Dataset items

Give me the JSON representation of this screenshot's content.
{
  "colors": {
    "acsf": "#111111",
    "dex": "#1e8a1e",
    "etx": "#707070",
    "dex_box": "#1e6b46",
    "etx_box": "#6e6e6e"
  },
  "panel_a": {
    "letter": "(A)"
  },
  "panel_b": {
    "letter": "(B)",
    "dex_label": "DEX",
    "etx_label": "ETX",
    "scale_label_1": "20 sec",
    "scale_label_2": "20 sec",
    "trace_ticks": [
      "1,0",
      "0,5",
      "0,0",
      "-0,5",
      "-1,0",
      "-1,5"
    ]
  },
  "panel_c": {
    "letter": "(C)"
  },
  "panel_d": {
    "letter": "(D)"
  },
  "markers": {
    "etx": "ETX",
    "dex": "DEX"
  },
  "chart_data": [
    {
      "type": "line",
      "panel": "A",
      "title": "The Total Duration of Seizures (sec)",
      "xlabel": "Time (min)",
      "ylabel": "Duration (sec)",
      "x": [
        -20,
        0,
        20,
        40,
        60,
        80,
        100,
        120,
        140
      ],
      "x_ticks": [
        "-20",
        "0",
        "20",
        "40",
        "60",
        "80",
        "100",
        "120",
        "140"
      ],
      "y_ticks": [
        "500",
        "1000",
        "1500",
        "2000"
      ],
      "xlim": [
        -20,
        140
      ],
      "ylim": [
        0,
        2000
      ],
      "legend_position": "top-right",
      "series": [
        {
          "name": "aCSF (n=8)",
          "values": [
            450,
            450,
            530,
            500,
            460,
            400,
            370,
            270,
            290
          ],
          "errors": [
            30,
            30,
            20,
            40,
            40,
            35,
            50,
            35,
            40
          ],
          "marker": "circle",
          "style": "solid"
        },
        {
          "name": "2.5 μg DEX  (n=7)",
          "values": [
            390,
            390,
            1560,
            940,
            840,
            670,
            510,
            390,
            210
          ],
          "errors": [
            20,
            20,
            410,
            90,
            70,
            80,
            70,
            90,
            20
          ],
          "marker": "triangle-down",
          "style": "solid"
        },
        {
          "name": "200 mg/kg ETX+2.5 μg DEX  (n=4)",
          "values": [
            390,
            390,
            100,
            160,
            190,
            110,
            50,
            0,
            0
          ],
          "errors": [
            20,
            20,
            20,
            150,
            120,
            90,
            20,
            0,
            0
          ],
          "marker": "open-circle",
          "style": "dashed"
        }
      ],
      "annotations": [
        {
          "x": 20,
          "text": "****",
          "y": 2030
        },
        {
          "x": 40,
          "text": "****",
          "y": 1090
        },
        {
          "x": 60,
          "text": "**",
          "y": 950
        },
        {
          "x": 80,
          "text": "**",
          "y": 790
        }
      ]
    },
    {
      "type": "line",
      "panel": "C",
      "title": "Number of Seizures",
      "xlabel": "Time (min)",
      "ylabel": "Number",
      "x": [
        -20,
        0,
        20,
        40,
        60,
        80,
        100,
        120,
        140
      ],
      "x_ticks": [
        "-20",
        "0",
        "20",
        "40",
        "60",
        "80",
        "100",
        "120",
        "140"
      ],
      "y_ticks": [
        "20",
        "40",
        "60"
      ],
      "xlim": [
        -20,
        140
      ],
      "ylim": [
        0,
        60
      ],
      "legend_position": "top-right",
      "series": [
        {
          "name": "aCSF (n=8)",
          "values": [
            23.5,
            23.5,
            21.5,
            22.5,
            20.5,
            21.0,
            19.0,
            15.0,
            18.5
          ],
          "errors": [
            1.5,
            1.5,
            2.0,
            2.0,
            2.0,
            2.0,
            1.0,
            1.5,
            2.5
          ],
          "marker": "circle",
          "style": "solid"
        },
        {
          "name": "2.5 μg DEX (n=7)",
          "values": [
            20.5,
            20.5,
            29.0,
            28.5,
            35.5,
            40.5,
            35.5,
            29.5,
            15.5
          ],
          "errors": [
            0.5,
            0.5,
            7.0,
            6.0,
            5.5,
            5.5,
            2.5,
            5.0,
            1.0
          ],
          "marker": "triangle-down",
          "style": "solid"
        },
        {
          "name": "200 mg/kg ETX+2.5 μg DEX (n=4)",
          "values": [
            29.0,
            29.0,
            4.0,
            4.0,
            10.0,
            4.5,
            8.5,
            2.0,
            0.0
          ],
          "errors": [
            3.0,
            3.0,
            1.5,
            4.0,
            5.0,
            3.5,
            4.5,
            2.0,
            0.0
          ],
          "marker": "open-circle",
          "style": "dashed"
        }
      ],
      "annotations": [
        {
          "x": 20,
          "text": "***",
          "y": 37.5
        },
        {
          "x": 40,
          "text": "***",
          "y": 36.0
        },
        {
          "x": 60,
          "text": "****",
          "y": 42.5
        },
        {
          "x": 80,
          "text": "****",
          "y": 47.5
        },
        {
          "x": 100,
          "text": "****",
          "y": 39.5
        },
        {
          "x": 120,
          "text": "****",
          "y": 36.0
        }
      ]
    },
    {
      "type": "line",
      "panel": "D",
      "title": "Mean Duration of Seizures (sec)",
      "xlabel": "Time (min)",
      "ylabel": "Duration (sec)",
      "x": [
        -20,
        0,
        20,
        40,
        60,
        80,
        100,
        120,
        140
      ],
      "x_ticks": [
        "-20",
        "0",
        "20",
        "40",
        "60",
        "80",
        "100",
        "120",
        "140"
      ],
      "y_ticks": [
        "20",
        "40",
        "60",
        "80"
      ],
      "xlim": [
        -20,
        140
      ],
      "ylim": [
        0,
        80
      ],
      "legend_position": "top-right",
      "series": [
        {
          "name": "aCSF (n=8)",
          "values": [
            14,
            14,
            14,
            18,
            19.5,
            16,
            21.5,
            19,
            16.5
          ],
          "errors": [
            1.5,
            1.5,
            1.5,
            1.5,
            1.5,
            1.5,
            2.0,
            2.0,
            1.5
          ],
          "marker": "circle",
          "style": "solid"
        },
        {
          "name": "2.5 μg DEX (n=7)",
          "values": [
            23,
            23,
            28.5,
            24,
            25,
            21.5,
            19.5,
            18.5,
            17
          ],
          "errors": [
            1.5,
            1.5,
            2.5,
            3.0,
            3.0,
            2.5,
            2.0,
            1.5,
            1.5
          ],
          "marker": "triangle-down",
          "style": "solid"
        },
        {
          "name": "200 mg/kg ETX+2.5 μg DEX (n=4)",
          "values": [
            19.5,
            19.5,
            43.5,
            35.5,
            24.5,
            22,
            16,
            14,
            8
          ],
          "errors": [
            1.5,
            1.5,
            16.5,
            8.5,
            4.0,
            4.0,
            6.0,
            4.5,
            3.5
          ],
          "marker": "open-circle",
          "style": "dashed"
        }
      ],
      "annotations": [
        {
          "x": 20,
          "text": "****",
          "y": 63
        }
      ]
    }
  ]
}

» GIVEN TASK
Write the data back out verbatim.

» WRITTEN ANSWER
Give me the JSON representation of this screenshot's content.
{
  "colors": {
    "acsf": "#111111",
    "dex": "#1e8a1e",
    "etx": "#707070",
    "dex_box": "#1e6b46",
    "etx_box": "#6e6e6e"
  },
  "panel_a": {
    "letter": "(A)"
  },
  "panel_b": {
    "letter": "(B)",
    "dex_label": "DEX",
    "etx_label": "ETX",
    "scale_label_1": "20 sec",
    "scale_label_2": "20 sec",
    "trace_ticks": [
      "1,0",
      "0,5",
      "0,0",
      "-0,5",
      "-1,0",
      "-1,5"
    ]
  },
  "panel_c": {
    "letter": "(C)"
  },
  "panel_d": {
    "letter": "(D)"
  },
  "markers": {
    "etx": "ETX",
    "dex": "DEX"
  },
  "chart_data": [
    {
      "type": "line",
      "panel": "A",
      "title": "The Total Duration of Seizures (sec)",
      "xlabel": "Time (min)",
      "ylabel": "Duration (sec)",
      "x": [
        -20,
        0,
        20,
        40,
        60,
        80,
        100,
        120,
        140
      ],
      "x_ticks": [
        "-20",
        "0",
        "20",
        "40",
        "60",
        "80",
        "100",
        "120",
        "140"
      ],
      "y_ticks": [
        "500",
        "1000",
        "1500",
        "2000"
      ],
      "xlim": [
        -20,
        140
      ],
      "ylim": [
        0,
        2000
      ],
      "legend_position": "top-right",
      "series": [
        {
          "name": "aCSF (n=8)",
          "values": [
            450,
            450,
            530,
            500,
            460,
            400,
            370,
            270,
            290
          ],
          "errors": [
            30,
            30,
            20,
            40,
            40,
            35,
            50,
            35,
            40
          ],
          "marker": "circle",
          "style": "solid"
        },
        {
          "name": "2.5 μg DEX  (n=7)",
          "values": [
            390,
            390,
            1560,
            940,
            840,
            670,
            510,
            390,
            210
          ],
          "errors": [
            20,
            20,
            410,
            90,
            70,
            80,
            70,
            90,
            20
          ],
          "marker": "triangle-down",
          "style": "solid"
        },
        {
          "name": "200 mg/kg ETX+2.5 μg DEX  (n=4)",
          "values": [
            390,
            390,
            100,
            160,
            190,
            110,
            50,
            0,
            0
          ],
          "errors": [
            20,
            20,
            20,
            150,
            120,
            90,
            20,
            0,
            0
          ],
          "marker": "open-circle",
          "style": "dashed"
        }
      ],
      "annotations": [
        {
          "x": 20,
          "text": "****",
          "y": 2030
        },
        {
          "x": 40,
          "text": "****",
          "y": 1090
        },
        {
          "x": 60,
          "text": "**",
          "y": 950
        },
        {
          "x": 80,
          "text": "**",
          "y": 790
        }
      ]
    },
    {
      "type": "line",
      "panel": "C",
      "title": "Number of Seizures",
      "xlabel": "Time (min)",
      "ylabel": "Number",
      "x": [
        -20,
        0,
        20,
        40,
        60,
        80,
        100,
        120,
        140
      ],
      "x_ticks": [
        "-20",
        "0",
        "20",
        "40",
        "60",
        "80",
        "100",
        "120",
        "140"
      ],
      "y_ticks": [
        "20",
        "40",
        "60"
      ],
      "xlim": [
        -20,
        140
      ],
      "ylim": [
        0,
        60
      ],
      "legend_position": "top-right",
      "series": [
        {
          "name": "aCSF (n=8)",
          "values": [
            23.5,
            23.5,
            21.5,
            22.5,
            20.5,
            21.0,
            19.0,
            15.0,
            18.5
          ],
          "errors": [
            1.5,
            1.5,
            2.0,
            2.0,
            2.0,
            2.0,
            1.0,
            1.5,
            2.5
          ],
          "marker": "circle",
          "style": "solid"
        },
        {
          "name": "2.5 μg DEX (n=7)",
          "values": [
            20.5,
            20.5,
            29.0,
            28.5,
            35.5,
            40.5,
            35.5,
            29.5,
            15.5
          ],
          "errors": [
            0.5,
            0.5,
            7.0,
            6.0,
            5.5,
            5.5,
            2.5,
            5.0,
            1.0
          ],
          "marker": "triangle-down",
          "style": "solid"
        },
        {
          "name": "200 mg/kg ETX+2.5 μg DEX (n=4)",
          "values": [
            29.0,
            29.0,
            4.0,
            4.0,
            10.0,
            4.5,
            8.5,
            2.0,
            0.0
          ],
          "errors": [
            3.0,
            3.0,
            1.5,
            4.0,
            5.0,
            3.5,
            4.5,
            2.0,
            0.0
          ],
          "marker": "open-circle",
          "style": "dashed"
        }
      ],
      "annotations": [
        {
          "x": 20,
          "text": "***",
          "y": 37.5
        },
        {
          "x": 40,
          "text": "***",
          "y": 36.0
        },
        {
          "x": 60,
          "text": "****",
          "y": 42.5
        },
        {
          "x": 80,
          "text": "****",
          "y": 47.5
        },
        {
          "x": 100,
          "text": "****",
          "y": 39.5
        },
        {
          "x": 120,
          "text": "****",
          "y": 36.0
        }
      ]
    },
    {
      "type": "line",
      "panel": "D",
      "title": "Mean Duration of Seizures (sec)",
      "xlabel": "Time (min)",
      "ylabel": "Duration (sec)",
      "x": [
        -20,
        0,
        20,
        40,
        60,
        80,
        100,
        120,
        140
      ],
      "x_ticks": [
        "-20",
        "0",
        "20",
        "40",
        "60",
        "80",
        "100",
        "120",
        "140"
      ],
      "y_ticks": [
        "20",
        "40",
        "60",
        "80"
      ],
      "xlim": [
        -20,
        140
      ],
      "ylim": [
        0,
        80
      ],
      "legend_position": "top-right",
      "series": [
        {
          "name": "aCSF (n=8)",
          "values": [
            14,
            14,
            14,
            18,
            19.5,
            16,
            21.5,
            19,
            16.5
          ],
          "errors": [
            1.5,
            1.5,
            1.5,
            1.5,
            1.5,
            1.5,
            2.0,
            2.0,
            1.5
          ],
          "marker": "circle",
          "style": "solid"
        },
        {
          "name": "2.5 μg DEX (n=7)",
          "values": [
            23,
            23,
            28.5,
            24,
            25,
            21.5,
            19.5,
            18.5,
            17
          ],
          "errors": [
            1.5,
            1.5,
            2.5,
            3.0,
            3.0,
            2.5,
            2.0,
            1.5,
            1.5
          ],
          "marker": "triangle-down",
          "style": "solid"
        },
        {
          "name": "200 mg/kg ETX+2.5 μg DEX (n=4)",
          "values": [
            19.5,
            19.5,
            43.5,
            35.5,
            24.5,
            22,
            16,
            14,
            8
          ],
          "errors": [
            1.5,
            1.5,
            16.5,
            8.5,
            4.0,
            4.0,
            6.0,
            4.5,
            3.5
          ],
          "marker": "open-circle",
          "style": "dashed"
        }
      ],
      "annotations": [
        {
          "x": 20,
          "text": "****",
          "y": 63
        }
      ]
    }
  ]
}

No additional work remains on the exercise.